* **GIVEN PROBLEM**
Retype the listing that follows, exactly as written.

* **Saved entries**

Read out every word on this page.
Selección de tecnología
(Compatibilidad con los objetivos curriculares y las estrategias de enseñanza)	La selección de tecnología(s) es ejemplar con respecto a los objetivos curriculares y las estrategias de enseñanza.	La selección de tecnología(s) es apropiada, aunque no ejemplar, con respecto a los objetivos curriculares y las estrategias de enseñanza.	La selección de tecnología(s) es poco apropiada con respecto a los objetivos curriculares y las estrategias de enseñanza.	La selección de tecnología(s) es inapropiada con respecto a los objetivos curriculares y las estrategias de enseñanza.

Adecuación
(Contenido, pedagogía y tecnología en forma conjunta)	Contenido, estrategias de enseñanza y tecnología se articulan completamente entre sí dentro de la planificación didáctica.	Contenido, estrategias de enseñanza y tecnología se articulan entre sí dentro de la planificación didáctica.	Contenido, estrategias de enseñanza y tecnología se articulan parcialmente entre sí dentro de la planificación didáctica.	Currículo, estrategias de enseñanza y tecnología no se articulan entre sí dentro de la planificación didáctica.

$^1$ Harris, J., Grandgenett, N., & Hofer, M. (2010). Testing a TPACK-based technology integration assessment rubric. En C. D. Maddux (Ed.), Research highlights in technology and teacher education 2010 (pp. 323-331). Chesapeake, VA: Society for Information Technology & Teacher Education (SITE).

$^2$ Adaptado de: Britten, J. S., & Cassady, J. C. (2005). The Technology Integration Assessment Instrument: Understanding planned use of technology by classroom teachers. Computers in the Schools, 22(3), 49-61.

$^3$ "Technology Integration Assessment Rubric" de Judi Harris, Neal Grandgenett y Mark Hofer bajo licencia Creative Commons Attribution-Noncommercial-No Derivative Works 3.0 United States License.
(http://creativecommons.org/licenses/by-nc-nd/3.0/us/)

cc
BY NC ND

* **EXPECTED ANSWER**
Read out every word on this page.
Selección de tecnología
(Compatibilidad con los objetivos curriculares y las estrategias de enseñanza)	La selección de tecnología(s) es ejemplar con respecto a los objetivos curriculares y las estrategias de enseñanza.	La selección de tecnología(s) es apropiada, aunque no ejemplar, con respecto a los objetivos curriculares y las estrategias de enseñanza.	La selección de tecnología(s) es poco apropiada con respecto a los objetivos curriculares y las estrategias de enseñanza.	La selección de tecnología(s) es inapropiada con respecto a los objetivos curriculares y las estrategias de enseñanza.

Adecuación
(Contenido, pedagogía y tecnología en forma conjunta)	Contenido, estrategias de enseñanza y tecnología se articulan completamente entre sí dentro de la planificación didáctica.	Contenido, estrategias de enseñanza y tecnología se articulan entre sí dentro de la planificación didáctica.	Contenido, estrategias de enseñanza y tecnología se articulan parcialmente entre sí dentro de la planificación didáctica.	Currículo, estrategias de enseñanza y tecnología no se articulan entre sí dentro de la planificación didáctica.

$^1$ Harris, J., Grandgenett, N., & Hofer, M. (2010). Testing a TPACK-based technology integration assessment rubric. En C. D. Maddux (Ed.), Research highlights in technology and teacher education 2010 (pp. 323-331). Chesapeake, VA: Society for Information Technology & Teacher Education (SITE).

$^2$ Adaptado de: Britten, J. S., & Cassady, J. C. (2005). The Technology Integration Assessment Instrument: Understanding planned use of technology by classroom teachers. Computers in the Schools, 22(3), 49-61.

$^3$ "Technology Integration Assessment Rubric" de Judi Harris, Neal Grandgenett y Mark Hofer bajo licencia Creative Commons Attribution-Noncommercial-No Derivative Works 3.0 United States License.
(http://creativecommons.org/licenses/by-nc-nd/3.0/us/)

cc
BY NC ND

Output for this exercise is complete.